[Dataset items]
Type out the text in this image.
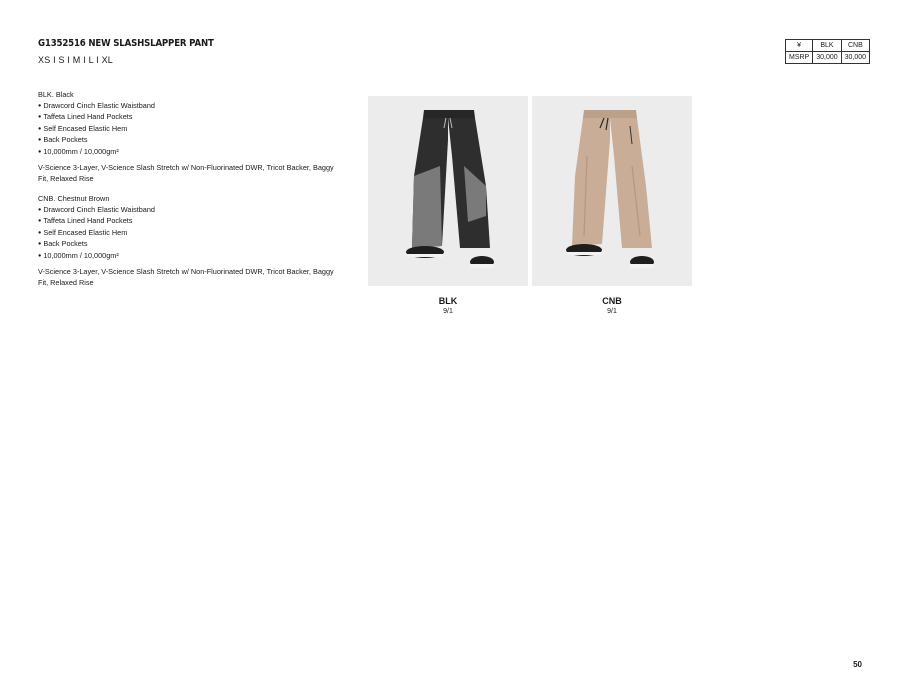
G1352516 NEW SLASHSLAPPER PANT
XS I S I M I L I XL
¥	BLK	CNB
MSRP	30,000	30,000

BLK. Black

● Drawcord Cinch Elastic Waistband
● Taffeta Lined Hand Pockets
● Self Encased Elastic Hem
● Back Pockets
● 10,000mm / 10,000gm²

V-Science 3-Layer, V-Science Slash Stretch w/ Non-Fluorinated DWR, Tricot Backer, Baggy Fit, Relaxed Rise

CNB. Chestnut Brown

● Drawcord Cinch Elastic Waistband
● Taffeta Lined Hand Pockets
● Self Encased Elastic Hem
● Back Pockets
● 10,000mm / 10,000gm²

V-Science 3-Layer, V-Science Slash Stretch w/ Non-Fluorinated DWR, Tricot Backer, Baggy Fit, Relaxed Rise

BLK
9/1
CNB
9/1
50
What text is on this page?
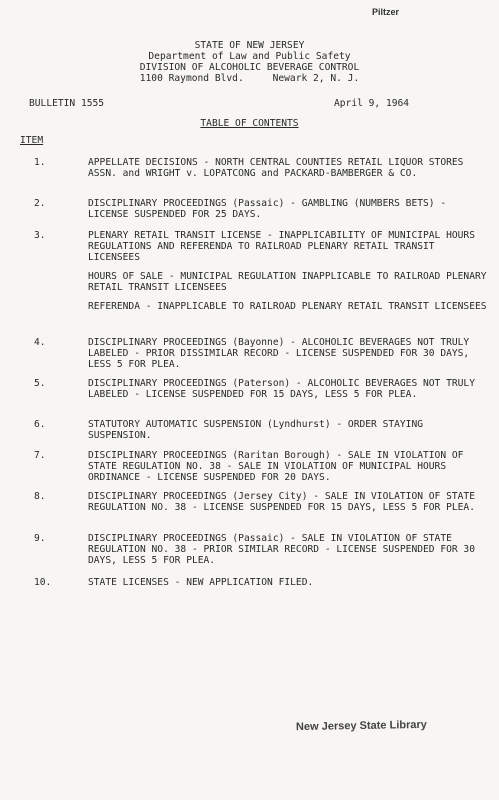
Piltzer
STATE OF NEW JERSEY
Department of Law and Public Safety
DIVISION OF ALCOHOLIC BEVERAGE CONTROL
1100 Raymond Blvd.     Newark 2, N. J.
BULLETIN 1555	April 9, 1964
TABLE OF CONTENTS
ITEM
1.	APPELLATE DECISIONS - NORTH CENTRAL COUNTIES RETAIL LIQUOR STORES ASSN. and WRIGHT v. LOPATCONG and PACKARD-BAMBERGER & CO.
2.	DISCIPLINARY PROCEEDINGS (Passaic) - GAMBLING (NUMBERS BETS) - LICENSE SUSPENDED FOR 25 DAYS.
3.	PLENARY RETAIL TRANSIT LICENSE - INAPPLICABILITY OF MUNICIPAL HOURS REGULATIONS AND REFERENDA TO RAILROAD PLENARY RETAIL TRANSIT LICENSEES
HOURS OF SALE - MUNICIPAL REGULATION INAPPLICABLE TO RAILROAD PLENARY RETAIL TRANSIT LICENSEES
REFERENDA - INAPPLICABLE TO RAILROAD PLENARY RETAIL TRANSIT LICENSEES
4.	DISCIPLINARY PROCEEDINGS (Bayonne) - ALCOHOLIC BEVERAGES NOT TRULY LABELED - PRIOR DISSIMILAR RECORD - LICENSE SUSPENDED FOR 30 DAYS, LESS 5 FOR PLEA.
5.	DISCIPLINARY PROCEEDINGS (Paterson) - ALCOHOLIC BEVERAGES NOT TRULY LABELED - LICENSE SUSPENDED FOR 15 DAYS, LESS 5 FOR PLEA.
6.	STATUTORY AUTOMATIC SUSPENSION (Lyndhurst) - ORDER STAYING SUSPENSION.
7.	DISCIPLINARY PROCEEDINGS (Raritan Borough) - SALE IN VIOLATION OF STATE REGULATION NO. 38 - SALE IN VIOLATION OF MUNICIPAL HOURS ORDINANCE - LICENSE SUSPENDED FOR 20 DAYS.
8.	DISCIPLINARY PROCEEDINGS (Jersey City) - SALE IN VIOLATION OF STATE REGULATION NO. 38 - LICENSE SUSPENDED FOR 15 DAYS, LESS 5 FOR PLEA.
9.	DISCIPLINARY PROCEEDINGS (Passaic) - SALE IN VIOLATION OF STATE REGULATION NO. 38 - PRIOR SIMILAR RECORD - LICENSE SUSPENDED FOR 30 DAYS, LESS 5 FOR PLEA.
10.	STATE LICENSES - NEW APPLICATION FILED.
New Jersey State Library
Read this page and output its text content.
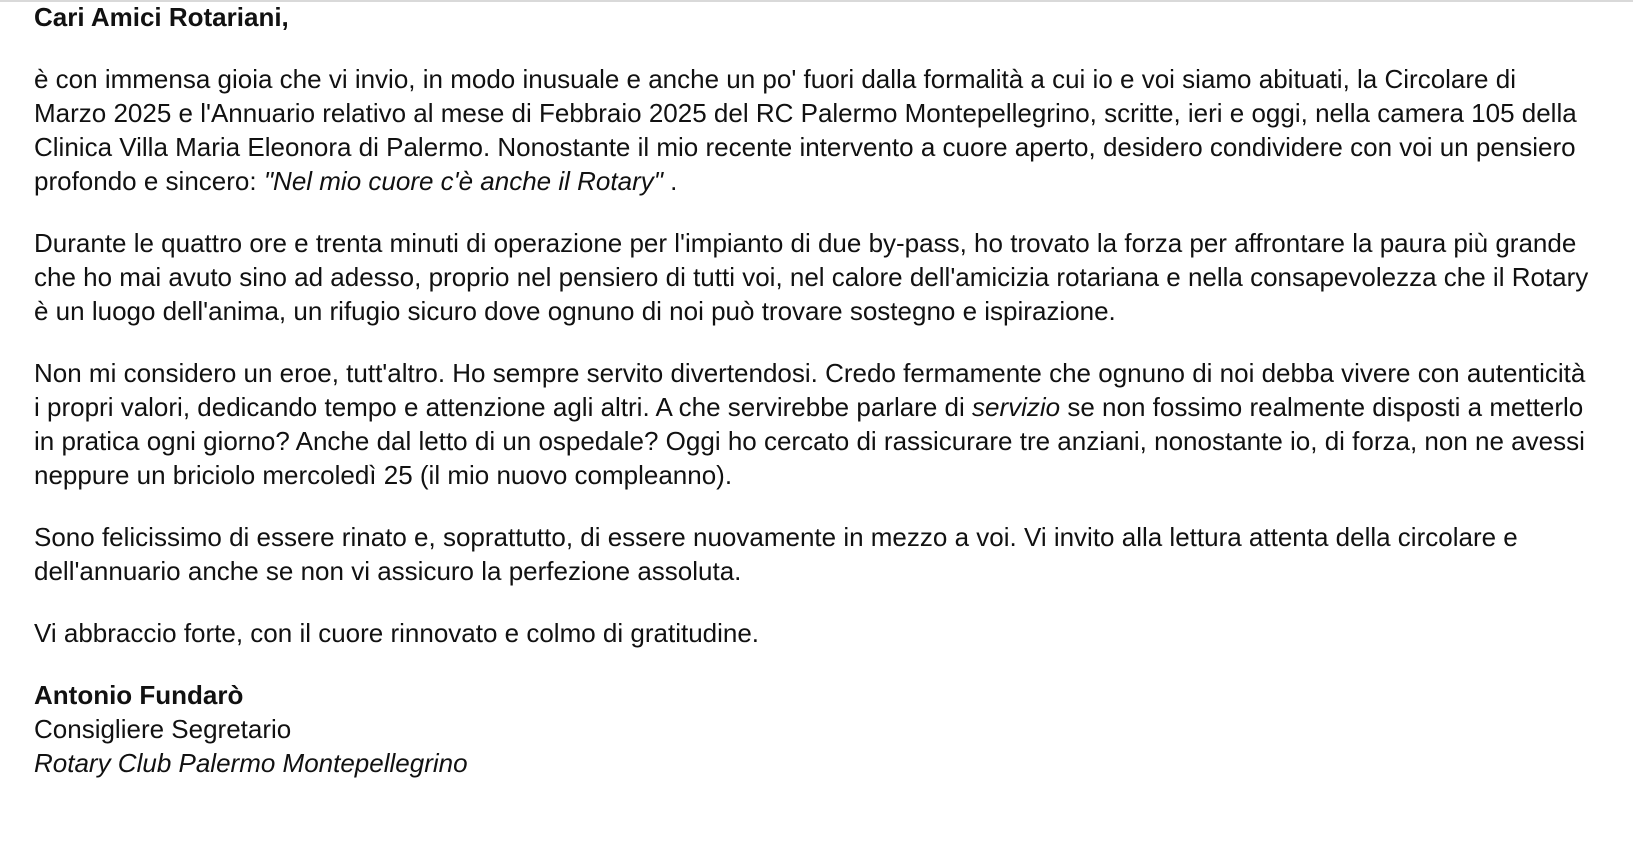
Cari Amici Rotariani,

è con immensa gioia che vi invio, in modo inusuale e anche un po' fuori dalla formalità a cui io e voi siamo abituati, la Circolare di Marzo 2025 e l'Annuario relativo al mese di Febbraio 2025 del RC Palermo Montepellegrino, scritte, ieri e oggi, nella camera 105 della Clinica Villa Maria Eleonora di Palermo. Nonostante il mio recente intervento a cuore aperto, desidero condividere con voi un pensiero profondo e sincero: "Nel mio cuore c'è anche il Rotary" .

Durante le quattro ore e trenta minuti di operazione per l'impianto di due by-pass, ho trovato la forza per affrontare la paura più grande che ho mai avuto sino ad adesso, proprio nel pensiero di tutti voi, nel calore dell'amicizia rotariana e nella consapevolezza che il Rotary è un luogo dell'anima, un rifugio sicuro dove ognuno di noi può trovare sostegno e ispirazione.

Non mi considero un eroe, tutt'altro. Ho sempre servito divertendosi. Credo fermamente che ognuno di noi debba vivere con autenticità i propri valori, dedicando tempo e attenzione agli altri. A che servirebbe parlare di servizio se non fossimo realmente disposti a metterlo in pratica ogni giorno? Anche dal letto di un ospedale? Oggi ho cercato di rassicurare tre anziani, nonostante io, di forza, non ne avessi neppure un briciolo mercoledì 25 (il mio nuovo compleanno).

Sono felicissimo di essere rinato e, soprattutto, di essere nuovamente in mezzo a voi. Vi invito alla lettura attenta della circolare e dell'annuario anche se non vi assicuro la perfezione assoluta.

Vi abbraccio forte, con il cuore rinnovato e colmo di gratitudine.

Antonio Fundarò
Consigliere Segretario
Rotary Club Palermo Montepellegrino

▸ Work to complete
Give every line back word for word and leave the pictures out.

▸ Result for this exercise
Type out the text in this image.
G1352516 NEW SLASHSLAPPER PANT
XS I S I M I L I XL
¥	BLK	CNB
MSRP	30,000	30,000

BLK. Black

● Drawcord Cinch Elastic Waistband
● Taffeta Lined Hand Pockets
● Self Encased Elastic Hem
● Back Pockets
● 10,000mm / 10,000gm²

V-Science 3-Layer, V-Science Slash Stretch w/ Non-Fluorinated DWR, Tricot Backer, Baggy Fit, Relaxed Rise

CNB. Chestnut Brown

● Drawcord Cinch Elastic Waistband
● Taffeta Lined Hand Pockets
● Self Encased Elastic Hem
● Back Pockets
● 10,000mm / 10,000gm²

V-Science 3-Layer, V-Science Slash Stretch w/ Non-Fluorinated DWR, Tricot Backer, Baggy Fit, Relaxed Rise

BLK
9/1
CNB
9/1
50
What text is on this page?
Piltzer
STATE OF NEW JERSEY
Department of Law and Public Safety
DIVISION OF ALCOHOLIC BEVERAGE CONTROL
1100 Raymond Blvd.     Newark 2, N. J.
BULLETIN 1555	April 9, 1964
TABLE OF CONTENTS
ITEM
1.	APPELLATE DECISIONS - NORTH CENTRAL COUNTIES RETAIL LIQUOR STORES ASSN. and WRIGHT v. LOPATCONG and PACKARD-BAMBERGER & CO.
2.	DISCIPLINARY PROCEEDINGS (Passaic) - GAMBLING (NUMBERS BETS) - LICENSE SUSPENDED FOR 25 DAYS.
3.	PLENARY RETAIL TRANSIT LICENSE - INAPPLICABILITY OF MUNICIPAL HOURS REGULATIONS AND REFERENDA TO RAILROAD PLENARY RETAIL TRANSIT LICENSEES
HOURS OF SALE - MUNICIPAL REGULATION INAPPLICABLE TO RAILROAD PLENARY RETAIL TRANSIT LICENSEES
REFERENDA - INAPPLICABLE TO RAILROAD PLENARY RETAIL TRANSIT LICENSEES
4.	DISCIPLINARY PROCEEDINGS (Bayonne) - ALCOHOLIC BEVERAGES NOT TRULY LABELED - PRIOR DISSIMILAR RECORD - LICENSE SUSPENDED FOR 30 DAYS, LESS 5 FOR PLEA.
5.	DISCIPLINARY PROCEEDINGS (Paterson) - ALCOHOLIC BEVERAGES NOT TRULY LABELED - LICENSE SUSPENDED FOR 15 DAYS, LESS 5 FOR PLEA.
6.	STATUTORY AUTOMATIC SUSPENSION (Lyndhurst) - ORDER STAYING SUSPENSION.
7.	DISCIPLINARY PROCEEDINGS (Raritan Borough) - SALE IN VIOLATION OF STATE REGULATION NO. 38 - SALE IN VIOLATION OF MUNICIPAL HOURS ORDINANCE - LICENSE SUSPENDED FOR 20 DAYS.
8.	DISCIPLINARY PROCEEDINGS (Jersey City) - SALE IN VIOLATION OF STATE REGULATION NO. 38 - LICENSE SUSPENDED FOR 15 DAYS, LESS 5 FOR PLEA.
9.	DISCIPLINARY PROCEEDINGS (Passaic) - SALE IN VIOLATION OF STATE REGULATION NO. 38 - PRIOR SIMILAR RECORD - LICENSE SUSPENDED FOR 30 DAYS, LESS 5 FOR PLEA.
10.	STATE LICENSES - NEW APPLICATION FILED.
New Jersey State Library
Read this page and output its text content.
Cari Amici Rotariani,

è con immensa gioia che vi invio, in modo inusuale e anche un po' fuori dalla formalità a cui io e voi siamo abituati, la Circolare di Marzo 2025 e l'Annuario relativo al mese di Febbraio 2025 del RC Palermo Montepellegrino, scritte, ieri e oggi, nella camera 105 della Clinica Villa Maria Eleonora di Palermo. Nonostante il mio recente intervento a cuore aperto, desidero condividere con voi un pensiero profondo e sincero: "Nel mio cuore c'è anche il Rotary" .

Durante le quattro ore e trenta minuti di operazione per l'impianto di due by-pass, ho trovato la forza per affrontare la paura più grande che ho mai avuto sino ad adesso, proprio nel pensiero di tutti voi, nel calore dell'amicizia rotariana e nella consapevolezza che il Rotary è un luogo dell'anima, un rifugio sicuro dove ognuno di noi può trovare sostegno e ispirazione.

Non mi considero un eroe, tutt'altro. Ho sempre servito divertendosi. Credo fermamente che ognuno di noi debba vivere con autenticità i propri valori, dedicando tempo e attenzione agli altri. A che servirebbe parlare di servizio se non fossimo realmente disposti a metterlo in pratica ogni giorno? Anche dal letto di un ospedale? Oggi ho cercato di rassicurare tre anziani, nonostante io, di forza, non ne avessi neppure un briciolo mercoledì 25 (il mio nuovo compleanno).

Sono felicissimo di essere rinato e, soprattutto, di essere nuovamente in mezzo a voi. Vi invito alla lettura attenta della circolare e dell'annuario anche se non vi assicuro la perfezione assoluta.

Vi abbraccio forte, con il cuore rinnovato e colmo di gratitudine.

Antonio Fundarò
Consigliere Segretario
Rotary Club Palermo Montepellegrino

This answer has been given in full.